Records for this exercise.
◇ ◇ ◇

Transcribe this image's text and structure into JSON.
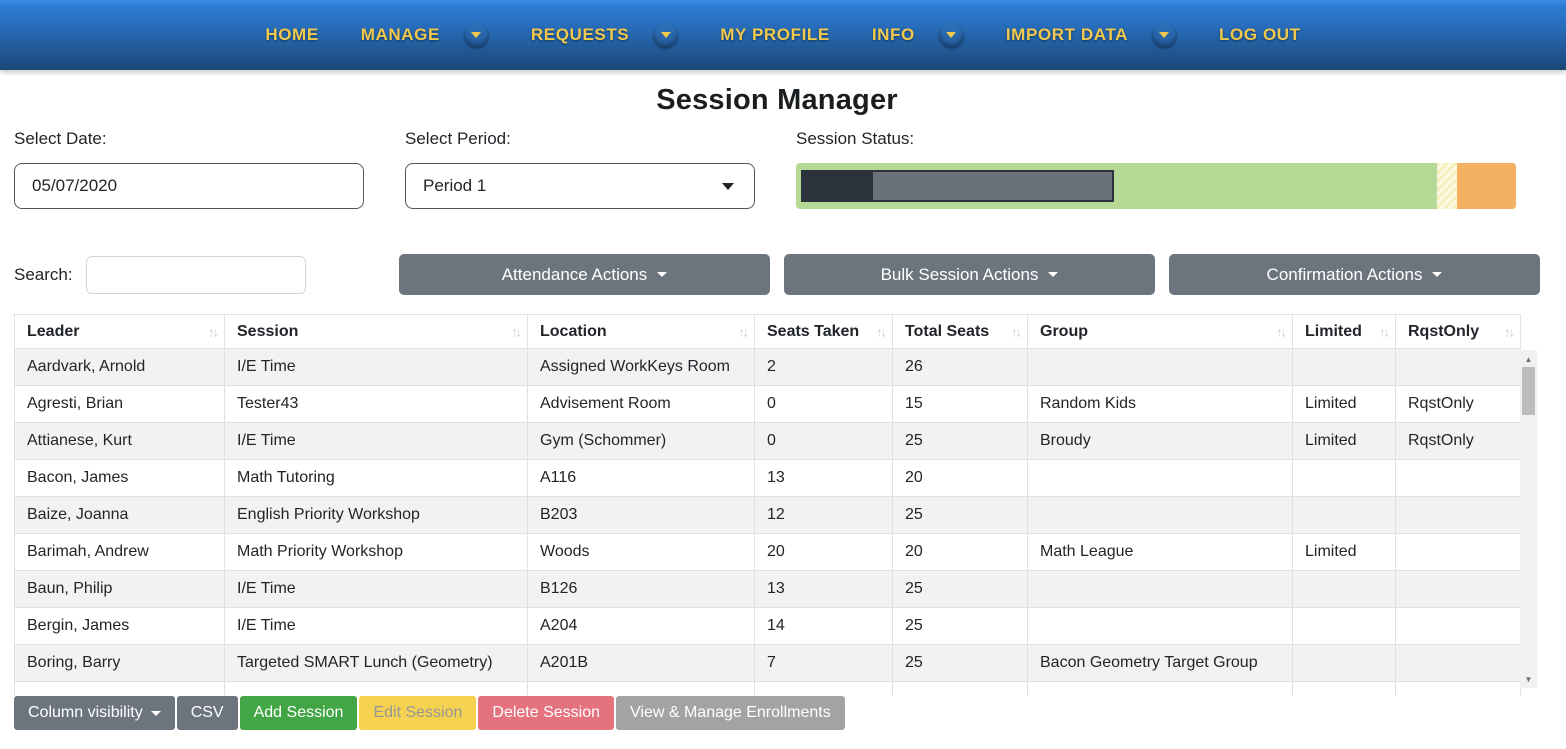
{
  "nav": {
    "text_color": "#f2c94d",
    "background_color": "#2a74c8",
    "items": [
      {
        "label": "HOME",
        "has_dropdown": false
      },
      {
        "label": "MANAGE",
        "has_dropdown": true
      },
      {
        "label": "REQUESTS",
        "has_dropdown": true
      },
      {
        "label": "MY PROFILE",
        "has_dropdown": false
      },
      {
        "label": "INFO",
        "has_dropdown": true
      },
      {
        "label": "IMPORT DATA",
        "has_dropdown": true
      },
      {
        "label": "LOG OUT",
        "has_dropdown": false
      }
    ]
  },
  "page_title": "Session Manager",
  "filters": {
    "date": {
      "label": "Select Date:",
      "value": "05/07/2020"
    },
    "period": {
      "label": "Select Period:",
      "value": "Period 1"
    },
    "status": {
      "label": "Session Status:",
      "segments": [
        {
          "name": "taken-dark",
          "color": "#2c323b",
          "width_pct": 9.8
        },
        {
          "name": "taken-gray",
          "color": "#6b717a",
          "width_pct": 33.7
        },
        {
          "name": "open-green",
          "color": "#b6da95",
          "width_pct": 45.5
        },
        {
          "name": "limited-yellow",
          "color": "#f6eebd",
          "width_pct": 2.8
        },
        {
          "name": "full-orange",
          "color": "#f4b164",
          "width_pct": 8.2
        }
      ]
    }
  },
  "toolbar": {
    "search_label": "Search:",
    "search_value": "",
    "buttons": [
      {
        "label": "Attendance Actions"
      },
      {
        "label": "Bulk Session Actions"
      },
      {
        "label": "Confirmation Actions"
      }
    ]
  },
  "table": {
    "columns": [
      "Leader",
      "Session",
      "Location",
      "Seats Taken",
      "Total Seats",
      "Group",
      "Limited",
      "RqstOnly"
    ],
    "rows": [
      [
        "Aardvark, Arnold",
        "I/E Time",
        "Assigned WorkKeys Room",
        "2",
        "26",
        "",
        "",
        ""
      ],
      [
        "Agresti, Brian",
        "Tester43",
        "Advisement Room",
        "0",
        "15",
        "Random Kids",
        "Limited",
        "RqstOnly"
      ],
      [
        "Attianese, Kurt",
        "I/E Time",
        "Gym (Schommer)",
        "0",
        "25",
        "Broudy",
        "Limited",
        "RqstOnly"
      ],
      [
        "Bacon, James",
        "Math Tutoring",
        "A116",
        "13",
        "20",
        "",
        "",
        ""
      ],
      [
        "Baize, Joanna",
        "English Priority Workshop",
        "B203",
        "12",
        "25",
        "",
        "",
        ""
      ],
      [
        "Barimah, Andrew",
        "Math Priority Workshop",
        "Woods",
        "20",
        "20",
        "Math League",
        "Limited",
        ""
      ],
      [
        "Baun, Philip",
        "I/E Time",
        "B126",
        "13",
        "25",
        "",
        "",
        ""
      ],
      [
        "Bergin, James",
        "I/E Time",
        "A204",
        "14",
        "25",
        "",
        "",
        ""
      ],
      [
        "Boring, Barry",
        "Targeted SMART Lunch (Geometry)",
        "A201B",
        "7",
        "25",
        "Bacon Geometry Target Group",
        "",
        ""
      ]
    ]
  },
  "footer": {
    "buttons": [
      {
        "label": "Column visibility",
        "style": "gray",
        "has_caret": true
      },
      {
        "label": "CSV",
        "style": "gray",
        "has_caret": false
      },
      {
        "label": "Add Session",
        "style": "green",
        "has_caret": false
      },
      {
        "label": "Edit Session",
        "style": "yellow",
        "has_caret": false
      },
      {
        "label": "Delete Session",
        "style": "red",
        "has_caret": false
      },
      {
        "label": "View & Manage Enrollments",
        "style": "lightgray",
        "has_caret": false
      }
    ]
  }
}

◇ ◇ ◇

Task requirements. Where a line above holds the string "Session", show that line.

Task answer.
  "page_title": "Session Manager",
      "label": "Session Status:",
        "label": "Bulk Session Actions"
      "Session",
        "label": "Add Session",
        "label": "Edit Session",
        "label": "Delete Session",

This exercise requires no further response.